*Written problem*. The entries need to be copied exactly.

*Figure content listings*.
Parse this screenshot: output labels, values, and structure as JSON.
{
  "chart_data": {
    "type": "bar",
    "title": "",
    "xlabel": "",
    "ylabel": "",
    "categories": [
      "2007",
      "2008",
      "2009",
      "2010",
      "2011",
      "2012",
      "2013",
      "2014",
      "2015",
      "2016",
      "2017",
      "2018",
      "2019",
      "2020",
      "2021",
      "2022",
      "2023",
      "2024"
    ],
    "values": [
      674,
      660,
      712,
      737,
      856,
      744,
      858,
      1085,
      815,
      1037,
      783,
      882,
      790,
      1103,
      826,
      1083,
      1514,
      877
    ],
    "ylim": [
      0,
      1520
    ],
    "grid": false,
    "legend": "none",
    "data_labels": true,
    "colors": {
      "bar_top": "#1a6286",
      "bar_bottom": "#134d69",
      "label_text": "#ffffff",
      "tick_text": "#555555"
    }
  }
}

*Exercise solution*.
Parse this screenshot: output labels, values, and structure as JSON.
{
  "chart_data": {
    "type": "bar",
    "title": "",
    "xlabel": "",
    "ylabel": "",
    "categories": [
      "2007",
      "2008",
      "2009",
      "2010",
      "2011",
      "2012",
      "2013",
      "2014",
      "2015",
      "2016",
      "2017",
      "2018",
      "2019",
      "2020",
      "2021",
      "2022",
      "2023",
      "2024"
    ],
    "values": [
      674,
      660,
      712,
      737,
      856,
      744,
      858,
      1085,
      815,
      1037,
      783,
      882,
      790,
      1103,
      826,
      1083,
      1514,
      877
    ],
    "ylim": [
      0,
      1520
    ],
    "grid": false,
    "legend": "none",
    "data_labels": true,
    "colors": {
      "bar_top": "#1a6286",
      "bar_bottom": "#134d69",
      "label_text": "#ffffff",
      "tick_text": "#555555"
    }
  }
}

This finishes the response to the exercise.